• [Required work] Find the lines that include the string "Россия" and report how many there are. Give no other text.

-- Begin --

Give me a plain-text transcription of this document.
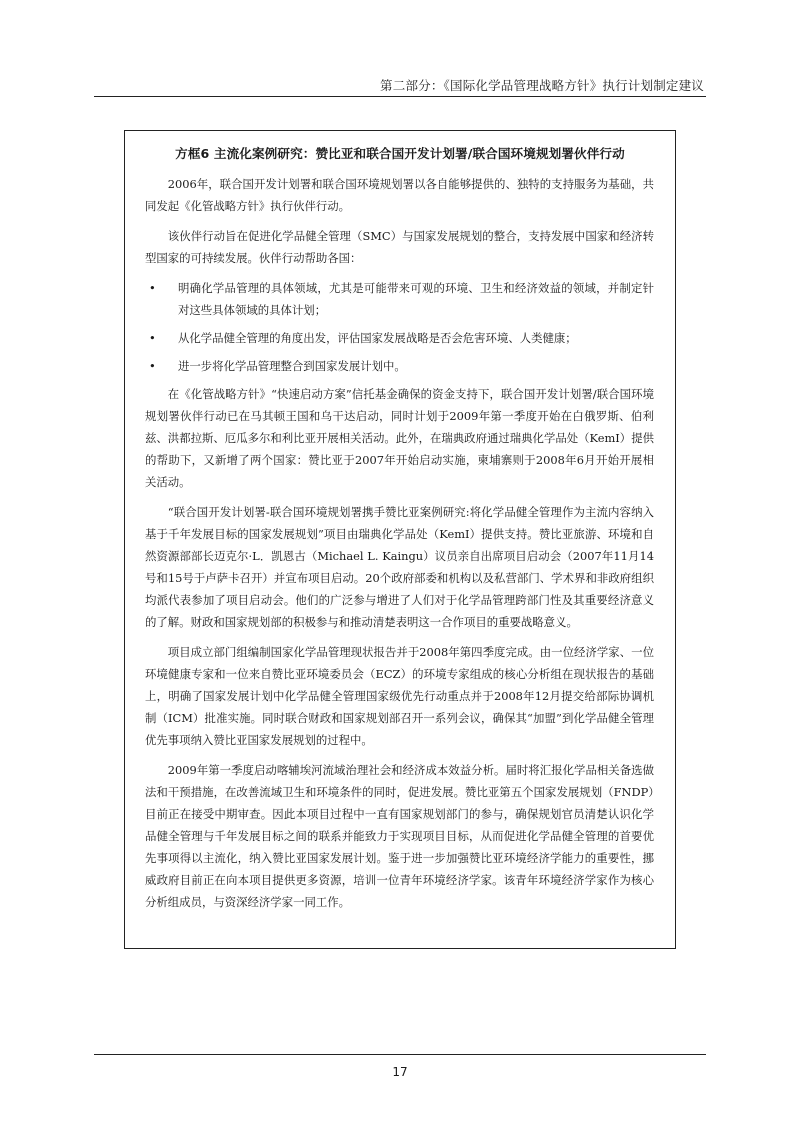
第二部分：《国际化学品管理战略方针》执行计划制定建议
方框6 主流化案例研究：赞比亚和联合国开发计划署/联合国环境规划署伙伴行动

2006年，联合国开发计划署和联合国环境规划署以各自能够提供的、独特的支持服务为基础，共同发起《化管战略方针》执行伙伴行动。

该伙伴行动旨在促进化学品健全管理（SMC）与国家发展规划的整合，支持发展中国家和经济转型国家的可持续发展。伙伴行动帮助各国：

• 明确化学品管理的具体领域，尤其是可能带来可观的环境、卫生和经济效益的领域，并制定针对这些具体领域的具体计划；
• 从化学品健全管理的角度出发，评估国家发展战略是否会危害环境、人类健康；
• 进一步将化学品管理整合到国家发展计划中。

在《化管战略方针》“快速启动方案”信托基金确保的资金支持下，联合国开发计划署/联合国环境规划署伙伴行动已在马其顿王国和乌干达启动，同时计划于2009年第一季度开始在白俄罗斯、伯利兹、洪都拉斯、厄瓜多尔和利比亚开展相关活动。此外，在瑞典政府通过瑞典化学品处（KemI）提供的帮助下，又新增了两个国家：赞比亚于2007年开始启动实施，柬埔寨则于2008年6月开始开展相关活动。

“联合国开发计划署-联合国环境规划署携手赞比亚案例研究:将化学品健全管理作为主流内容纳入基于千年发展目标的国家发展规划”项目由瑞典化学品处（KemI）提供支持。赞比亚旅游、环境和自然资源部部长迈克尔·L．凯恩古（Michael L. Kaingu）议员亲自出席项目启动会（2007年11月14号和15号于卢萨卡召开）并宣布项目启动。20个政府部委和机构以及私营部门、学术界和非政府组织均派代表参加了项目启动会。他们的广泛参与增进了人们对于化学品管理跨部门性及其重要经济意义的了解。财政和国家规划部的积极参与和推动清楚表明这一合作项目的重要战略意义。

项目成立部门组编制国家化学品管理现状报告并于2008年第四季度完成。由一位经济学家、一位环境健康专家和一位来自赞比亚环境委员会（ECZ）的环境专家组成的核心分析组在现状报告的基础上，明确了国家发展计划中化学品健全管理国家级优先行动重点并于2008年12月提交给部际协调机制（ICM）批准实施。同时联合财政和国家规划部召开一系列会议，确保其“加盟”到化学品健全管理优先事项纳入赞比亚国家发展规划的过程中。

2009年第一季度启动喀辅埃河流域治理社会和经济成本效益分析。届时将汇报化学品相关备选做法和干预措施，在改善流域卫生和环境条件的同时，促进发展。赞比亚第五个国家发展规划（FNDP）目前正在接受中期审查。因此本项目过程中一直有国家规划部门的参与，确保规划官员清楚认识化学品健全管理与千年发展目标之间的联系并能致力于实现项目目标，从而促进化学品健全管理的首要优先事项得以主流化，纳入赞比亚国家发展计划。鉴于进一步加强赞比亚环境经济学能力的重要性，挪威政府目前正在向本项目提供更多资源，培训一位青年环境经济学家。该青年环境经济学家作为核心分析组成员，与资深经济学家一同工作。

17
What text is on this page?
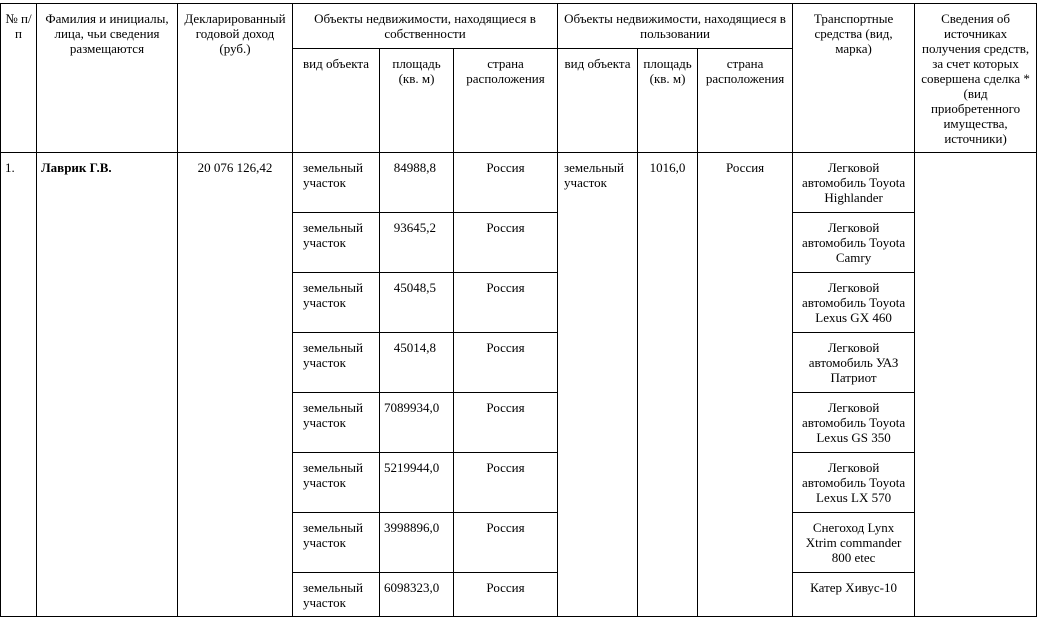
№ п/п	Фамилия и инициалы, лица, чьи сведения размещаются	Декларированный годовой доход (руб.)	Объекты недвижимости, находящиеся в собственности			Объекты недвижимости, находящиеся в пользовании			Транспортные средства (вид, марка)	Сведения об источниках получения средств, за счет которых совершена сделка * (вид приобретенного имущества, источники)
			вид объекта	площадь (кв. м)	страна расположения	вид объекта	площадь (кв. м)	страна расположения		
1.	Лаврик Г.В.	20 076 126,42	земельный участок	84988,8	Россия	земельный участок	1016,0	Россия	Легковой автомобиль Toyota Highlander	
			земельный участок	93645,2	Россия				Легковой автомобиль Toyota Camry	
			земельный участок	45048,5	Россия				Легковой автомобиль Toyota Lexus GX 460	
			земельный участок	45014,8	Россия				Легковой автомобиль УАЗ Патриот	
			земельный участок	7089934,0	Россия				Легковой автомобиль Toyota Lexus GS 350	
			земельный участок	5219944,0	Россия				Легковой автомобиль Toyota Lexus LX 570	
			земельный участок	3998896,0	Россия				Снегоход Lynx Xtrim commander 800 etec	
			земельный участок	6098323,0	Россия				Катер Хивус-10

-- End --

• [Written answer] 8